Stated goal ▸
Go through the material and write it all out exactly, minus the pictures.

[Collected data entries]
start
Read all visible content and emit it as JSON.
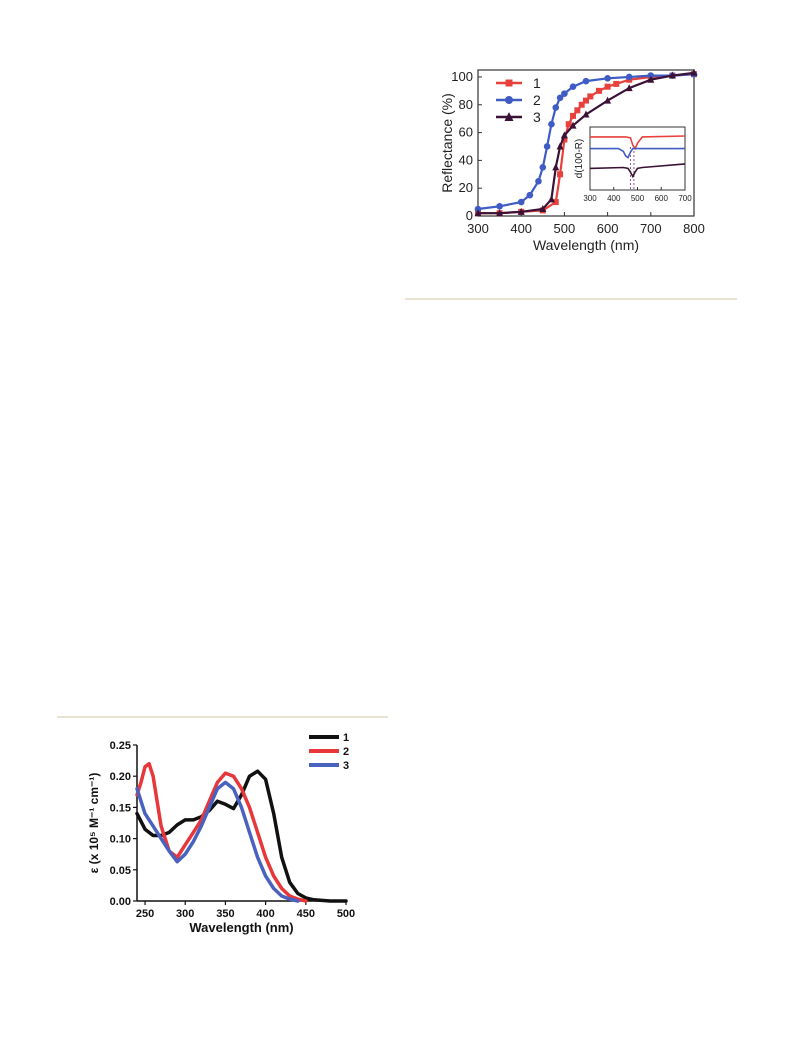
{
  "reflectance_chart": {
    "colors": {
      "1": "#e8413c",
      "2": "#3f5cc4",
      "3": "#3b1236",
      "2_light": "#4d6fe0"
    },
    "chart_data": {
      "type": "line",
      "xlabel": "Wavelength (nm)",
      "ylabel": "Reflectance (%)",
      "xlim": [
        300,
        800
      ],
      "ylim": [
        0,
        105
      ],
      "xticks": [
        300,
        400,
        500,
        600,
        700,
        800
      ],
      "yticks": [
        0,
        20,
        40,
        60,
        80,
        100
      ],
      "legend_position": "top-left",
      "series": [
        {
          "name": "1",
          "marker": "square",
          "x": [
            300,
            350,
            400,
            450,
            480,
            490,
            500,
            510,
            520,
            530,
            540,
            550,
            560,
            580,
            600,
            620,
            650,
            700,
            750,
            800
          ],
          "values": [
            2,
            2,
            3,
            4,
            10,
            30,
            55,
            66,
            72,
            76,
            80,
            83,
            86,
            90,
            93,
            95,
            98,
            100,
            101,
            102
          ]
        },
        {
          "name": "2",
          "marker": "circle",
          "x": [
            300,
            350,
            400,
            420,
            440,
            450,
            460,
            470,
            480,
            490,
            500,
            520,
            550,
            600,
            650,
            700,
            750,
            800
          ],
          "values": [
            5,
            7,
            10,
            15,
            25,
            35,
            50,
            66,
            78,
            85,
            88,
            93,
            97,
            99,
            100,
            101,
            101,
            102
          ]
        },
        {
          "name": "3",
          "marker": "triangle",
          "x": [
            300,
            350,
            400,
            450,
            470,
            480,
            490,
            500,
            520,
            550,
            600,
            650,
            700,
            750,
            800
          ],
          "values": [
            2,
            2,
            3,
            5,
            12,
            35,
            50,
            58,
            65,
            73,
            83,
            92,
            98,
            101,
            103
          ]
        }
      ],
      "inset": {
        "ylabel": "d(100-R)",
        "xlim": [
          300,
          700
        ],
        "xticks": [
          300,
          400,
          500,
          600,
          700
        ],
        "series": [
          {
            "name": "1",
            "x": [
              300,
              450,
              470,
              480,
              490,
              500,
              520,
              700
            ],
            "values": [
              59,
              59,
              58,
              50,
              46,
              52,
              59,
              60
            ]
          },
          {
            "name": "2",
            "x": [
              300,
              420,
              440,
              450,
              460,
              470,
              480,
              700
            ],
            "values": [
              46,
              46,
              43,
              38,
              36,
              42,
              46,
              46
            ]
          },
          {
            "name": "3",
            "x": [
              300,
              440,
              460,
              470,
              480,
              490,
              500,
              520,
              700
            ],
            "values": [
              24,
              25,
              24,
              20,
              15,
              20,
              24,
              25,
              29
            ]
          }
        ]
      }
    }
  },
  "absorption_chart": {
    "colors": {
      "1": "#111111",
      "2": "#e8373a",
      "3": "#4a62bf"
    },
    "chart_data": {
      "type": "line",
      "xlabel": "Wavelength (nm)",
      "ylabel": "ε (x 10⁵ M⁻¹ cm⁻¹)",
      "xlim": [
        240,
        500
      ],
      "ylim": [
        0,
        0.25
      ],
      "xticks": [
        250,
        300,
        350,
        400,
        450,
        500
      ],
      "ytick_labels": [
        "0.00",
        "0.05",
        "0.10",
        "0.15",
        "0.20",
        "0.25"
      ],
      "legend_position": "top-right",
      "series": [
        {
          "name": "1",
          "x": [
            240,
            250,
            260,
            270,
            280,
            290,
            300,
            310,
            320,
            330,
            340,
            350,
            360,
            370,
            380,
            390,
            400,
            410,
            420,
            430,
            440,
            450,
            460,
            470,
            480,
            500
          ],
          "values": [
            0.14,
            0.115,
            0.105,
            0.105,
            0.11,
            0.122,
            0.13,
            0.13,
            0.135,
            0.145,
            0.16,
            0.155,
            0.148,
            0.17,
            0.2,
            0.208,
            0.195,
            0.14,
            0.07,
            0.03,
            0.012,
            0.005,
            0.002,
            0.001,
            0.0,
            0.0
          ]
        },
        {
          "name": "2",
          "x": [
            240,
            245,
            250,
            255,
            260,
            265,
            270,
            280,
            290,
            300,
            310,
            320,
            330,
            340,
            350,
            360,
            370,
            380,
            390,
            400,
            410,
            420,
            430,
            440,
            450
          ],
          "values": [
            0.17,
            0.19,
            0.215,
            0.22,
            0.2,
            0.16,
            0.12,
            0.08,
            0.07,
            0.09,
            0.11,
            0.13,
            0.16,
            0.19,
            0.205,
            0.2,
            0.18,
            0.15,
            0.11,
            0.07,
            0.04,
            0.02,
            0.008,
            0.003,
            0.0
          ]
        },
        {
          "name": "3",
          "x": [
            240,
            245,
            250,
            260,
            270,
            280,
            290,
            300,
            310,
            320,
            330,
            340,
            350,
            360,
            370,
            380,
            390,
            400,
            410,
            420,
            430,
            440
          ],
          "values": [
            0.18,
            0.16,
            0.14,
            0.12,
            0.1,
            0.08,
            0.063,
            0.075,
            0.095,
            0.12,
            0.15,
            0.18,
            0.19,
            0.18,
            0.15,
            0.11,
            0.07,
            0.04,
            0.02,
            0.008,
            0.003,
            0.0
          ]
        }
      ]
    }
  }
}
end
Output for this exercise ▸
Read all visible content and emit it as JSON.
{
  "reflectance_chart": {
    "colors": {
      "1": "#e8413c",
      "2": "#3f5cc4",
      "3": "#3b1236",
      "2_light": "#4d6fe0"
    },
    "chart_data": {
      "type": "line",
      "xlabel": "Wavelength (nm)",
      "ylabel": "Reflectance (%)",
      "xlim": [
        300,
        800
      ],
      "ylim": [
        0,
        105
      ],
      "xticks": [
        300,
        400,
        500,
        600,
        700,
        800
      ],
      "yticks": [
        0,
        20,
        40,
        60,
        80,
        100
      ],
      "legend_position": "top-left",
      "series": [
        {
          "name": "1",
          "marker": "square",
          "x": [
            300,
            350,
            400,
            450,
            480,
            490,
            500,
            510,
            520,
            530,
            540,
            550,
            560,
            580,
            600,
            620,
            650,
            700,
            750,
            800
          ],
          "values": [
            2,
            2,
            3,
            4,
            10,
            30,
            55,
            66,
            72,
            76,
            80,
            83,
            86,
            90,
            93,
            95,
            98,
            100,
            101,
            102
          ]
        },
        {
          "name": "2",
          "marker": "circle",
          "x": [
            300,
            350,
            400,
            420,
            440,
            450,
            460,
            470,
            480,
            490,
            500,
            520,
            550,
            600,
            650,
            700,
            750,
            800
          ],
          "values": [
            5,
            7,
            10,
            15,
            25,
            35,
            50,
            66,
            78,
            85,
            88,
            93,
            97,
            99,
            100,
            101,
            101,
            102
          ]
        },
        {
          "name": "3",
          "marker": "triangle",
          "x": [
            300,
            350,
            400,
            450,
            470,
            480,
            490,
            500,
            520,
            550,
            600,
            650,
            700,
            750,
            800
          ],
          "values": [
            2,
            2,
            3,
            5,
            12,
            35,
            50,
            58,
            65,
            73,
            83,
            92,
            98,
            101,
            103
          ]
        }
      ],
      "inset": {
        "ylabel": "d(100-R)",
        "xlim": [
          300,
          700
        ],
        "xticks": [
          300,
          400,
          500,
          600,
          700
        ],
        "series": [
          {
            "name": "1",
            "x": [
              300,
              450,
              470,
              480,
              490,
              500,
              520,
              700
            ],
            "values": [
              59,
              59,
              58,
              50,
              46,
              52,
              59,
              60
            ]
          },
          {
            "name": "2",
            "x": [
              300,
              420,
              440,
              450,
              460,
              470,
              480,
              700
            ],
            "values": [
              46,
              46,
              43,
              38,
              36,
              42,
              46,
              46
            ]
          },
          {
            "name": "3",
            "x": [
              300,
              440,
              460,
              470,
              480,
              490,
              500,
              520,
              700
            ],
            "values": [
              24,
              25,
              24,
              20,
              15,
              20,
              24,
              25,
              29
            ]
          }
        ]
      }
    }
  },
  "absorption_chart": {
    "colors": {
      "1": "#111111",
      "2": "#e8373a",
      "3": "#4a62bf"
    },
    "chart_data": {
      "type": "line",
      "xlabel": "Wavelength (nm)",
      "ylabel": "ε (x 10⁵ M⁻¹ cm⁻¹)",
      "xlim": [
        240,
        500
      ],
      "ylim": [
        0,
        0.25
      ],
      "xticks": [
        250,
        300,
        350,
        400,
        450,
        500
      ],
      "ytick_labels": [
        "0.00",
        "0.05",
        "0.10",
        "0.15",
        "0.20",
        "0.25"
      ],
      "legend_position": "top-right",
      "series": [
        {
          "name": "1",
          "x": [
            240,
            250,
            260,
            270,
            280,
            290,
            300,
            310,
            320,
            330,
            340,
            350,
            360,
            370,
            380,
            390,
            400,
            410,
            420,
            430,
            440,
            450,
            460,
            470,
            480,
            500
          ],
          "values": [
            0.14,
            0.115,
            0.105,
            0.105,
            0.11,
            0.122,
            0.13,
            0.13,
            0.135,
            0.145,
            0.16,
            0.155,
            0.148,
            0.17,
            0.2,
            0.208,
            0.195,
            0.14,
            0.07,
            0.03,
            0.012,
            0.005,
            0.002,
            0.001,
            0.0,
            0.0
          ]
        },
        {
          "name": "2",
          "x": [
            240,
            245,
            250,
            255,
            260,
            265,
            270,
            280,
            290,
            300,
            310,
            320,
            330,
            340,
            350,
            360,
            370,
            380,
            390,
            400,
            410,
            420,
            430,
            440,
            450
          ],
          "values": [
            0.17,
            0.19,
            0.215,
            0.22,
            0.2,
            0.16,
            0.12,
            0.08,
            0.07,
            0.09,
            0.11,
            0.13,
            0.16,
            0.19,
            0.205,
            0.2,
            0.18,
            0.15,
            0.11,
            0.07,
            0.04,
            0.02,
            0.008,
            0.003,
            0.0
          ]
        },
        {
          "name": "3",
          "x": [
            240,
            245,
            250,
            260,
            270,
            280,
            290,
            300,
            310,
            320,
            330,
            340,
            350,
            360,
            370,
            380,
            390,
            400,
            410,
            420,
            430,
            440
          ],
          "values": [
            0.18,
            0.16,
            0.14,
            0.12,
            0.1,
            0.08,
            0.063,
            0.075,
            0.095,
            0.12,
            0.15,
            0.18,
            0.19,
            0.18,
            0.15,
            0.11,
            0.07,
            0.04,
            0.02,
            0.008,
            0.003,
            0.0
          ]
        }
      ]
    }
  }
}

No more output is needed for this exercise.